**What you will do:** Below is a set of records; restate each one word for word.
● ● ● ● ●
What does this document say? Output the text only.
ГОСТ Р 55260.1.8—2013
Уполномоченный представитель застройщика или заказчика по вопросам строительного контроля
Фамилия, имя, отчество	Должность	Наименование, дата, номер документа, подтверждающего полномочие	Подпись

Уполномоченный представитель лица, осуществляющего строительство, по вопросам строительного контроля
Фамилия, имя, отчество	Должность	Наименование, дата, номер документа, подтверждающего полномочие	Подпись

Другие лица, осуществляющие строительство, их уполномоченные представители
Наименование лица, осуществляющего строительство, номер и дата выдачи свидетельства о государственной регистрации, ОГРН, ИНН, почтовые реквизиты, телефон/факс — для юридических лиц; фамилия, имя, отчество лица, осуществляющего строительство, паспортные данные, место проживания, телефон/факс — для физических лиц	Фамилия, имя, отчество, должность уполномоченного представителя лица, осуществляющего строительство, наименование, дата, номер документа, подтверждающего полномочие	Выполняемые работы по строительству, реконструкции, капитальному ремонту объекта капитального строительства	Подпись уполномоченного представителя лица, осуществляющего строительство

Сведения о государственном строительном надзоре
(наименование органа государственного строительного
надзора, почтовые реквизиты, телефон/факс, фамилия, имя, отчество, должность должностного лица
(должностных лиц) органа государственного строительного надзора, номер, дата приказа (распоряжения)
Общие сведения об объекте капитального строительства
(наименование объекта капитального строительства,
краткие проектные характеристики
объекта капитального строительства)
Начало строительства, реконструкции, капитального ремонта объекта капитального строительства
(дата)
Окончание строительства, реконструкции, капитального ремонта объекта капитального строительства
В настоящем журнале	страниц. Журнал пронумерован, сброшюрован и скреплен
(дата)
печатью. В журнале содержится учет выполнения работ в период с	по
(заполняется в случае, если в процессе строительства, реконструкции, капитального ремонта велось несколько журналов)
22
● ● ● ● ●
**Response to the task:**
What does this document say? Output the text only.
ГОСТ Р 55260.1.8—2013
Уполномоченный представитель застройщика или заказчика по вопросам строительного контроля
Фамилия, имя, отчество	Должность	Наименование, дата, номер документа, подтверждающего полномочие	Подпись

Уполномоченный представитель лица, осуществляющего строительство, по вопросам строительного контроля
Фамилия, имя, отчество	Должность	Наименование, дата, номер документа, подтверждающего полномочие	Подпись

Другие лица, осуществляющие строительство, их уполномоченные представители
Наименование лица, осуществляющего строительство, номер и дата выдачи свидетельства о государственной регистрации, ОГРН, ИНН, почтовые реквизиты, телефон/факс — для юридических лиц; фамилия, имя, отчество лица, осуществляющего строительство, паспортные данные, место проживания, телефон/факс — для физических лиц	Фамилия, имя, отчество, должность уполномоченного представителя лица, осуществляющего строительство, наименование, дата, номер документа, подтверждающего полномочие	Выполняемые работы по строительству, реконструкции, капитальному ремонту объекта капитального строительства	Подпись уполномоченного представителя лица, осуществляющего строительство

Сведения о государственном строительном надзоре
(наименование органа государственного строительного
надзора, почтовые реквизиты, телефон/факс, фамилия, имя, отчество, должность должностного лица
(должностных лиц) органа государственного строительного надзора, номер, дата приказа (распоряжения)
Общие сведения об объекте капитального строительства
(наименование объекта капитального строительства,
краткие проектные характеристики
объекта капитального строительства)
Начало строительства, реконструкции, капитального ремонта объекта капитального строительства
(дата)
Окончание строительства, реконструкции, капитального ремонта объекта капитального строительства
В настоящем журнале	страниц. Журнал пронумерован, сброшюрован и скреплен
(дата)
печатью. В журнале содержится учет выполнения работ в период с	по
(заполняется в случае, если в процессе строительства, реконструкции, капитального ремонта велось несколько журналов)
22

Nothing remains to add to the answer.